Exercise requirements: Check the listing below for lines that hold "true". How many are there? Please give only the number.

##### Data excerpts

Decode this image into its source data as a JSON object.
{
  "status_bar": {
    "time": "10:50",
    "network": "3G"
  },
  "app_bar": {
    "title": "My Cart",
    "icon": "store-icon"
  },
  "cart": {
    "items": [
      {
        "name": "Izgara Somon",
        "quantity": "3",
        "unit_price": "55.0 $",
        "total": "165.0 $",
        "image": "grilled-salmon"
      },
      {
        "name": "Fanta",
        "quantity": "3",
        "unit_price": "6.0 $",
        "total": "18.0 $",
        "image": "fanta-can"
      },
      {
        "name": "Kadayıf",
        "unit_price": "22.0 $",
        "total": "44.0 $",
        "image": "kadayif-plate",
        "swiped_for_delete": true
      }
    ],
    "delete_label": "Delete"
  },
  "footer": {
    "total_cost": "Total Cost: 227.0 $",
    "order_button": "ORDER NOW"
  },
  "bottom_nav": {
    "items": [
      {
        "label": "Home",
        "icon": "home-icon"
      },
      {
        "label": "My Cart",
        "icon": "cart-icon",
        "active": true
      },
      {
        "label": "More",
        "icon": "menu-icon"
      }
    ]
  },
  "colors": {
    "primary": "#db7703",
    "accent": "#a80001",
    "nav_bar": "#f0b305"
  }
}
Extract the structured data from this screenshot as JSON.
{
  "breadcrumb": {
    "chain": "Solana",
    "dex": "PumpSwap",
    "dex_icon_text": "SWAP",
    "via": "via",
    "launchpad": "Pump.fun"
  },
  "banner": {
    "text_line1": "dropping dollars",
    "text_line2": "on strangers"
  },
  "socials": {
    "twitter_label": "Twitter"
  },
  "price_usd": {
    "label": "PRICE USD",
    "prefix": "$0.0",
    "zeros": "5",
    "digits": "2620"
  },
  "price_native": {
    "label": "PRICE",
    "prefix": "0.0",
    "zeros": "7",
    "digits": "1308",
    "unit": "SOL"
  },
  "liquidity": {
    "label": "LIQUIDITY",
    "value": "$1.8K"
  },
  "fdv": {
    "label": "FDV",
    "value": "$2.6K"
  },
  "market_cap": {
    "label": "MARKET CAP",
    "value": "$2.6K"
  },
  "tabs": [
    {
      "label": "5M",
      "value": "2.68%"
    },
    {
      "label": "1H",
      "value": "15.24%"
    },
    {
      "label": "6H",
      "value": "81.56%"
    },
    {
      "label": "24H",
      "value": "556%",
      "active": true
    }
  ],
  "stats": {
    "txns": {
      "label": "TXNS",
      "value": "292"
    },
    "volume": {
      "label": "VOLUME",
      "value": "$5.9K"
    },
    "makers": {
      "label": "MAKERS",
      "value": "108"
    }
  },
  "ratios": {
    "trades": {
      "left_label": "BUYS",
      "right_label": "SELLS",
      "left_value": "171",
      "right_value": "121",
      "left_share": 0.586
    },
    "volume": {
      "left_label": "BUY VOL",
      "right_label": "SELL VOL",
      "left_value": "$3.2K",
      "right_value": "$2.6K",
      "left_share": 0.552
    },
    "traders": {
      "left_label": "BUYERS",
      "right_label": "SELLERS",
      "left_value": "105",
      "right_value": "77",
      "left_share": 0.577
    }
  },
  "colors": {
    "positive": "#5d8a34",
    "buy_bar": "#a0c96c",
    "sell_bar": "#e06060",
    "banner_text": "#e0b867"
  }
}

##########

Answer to this problem: 3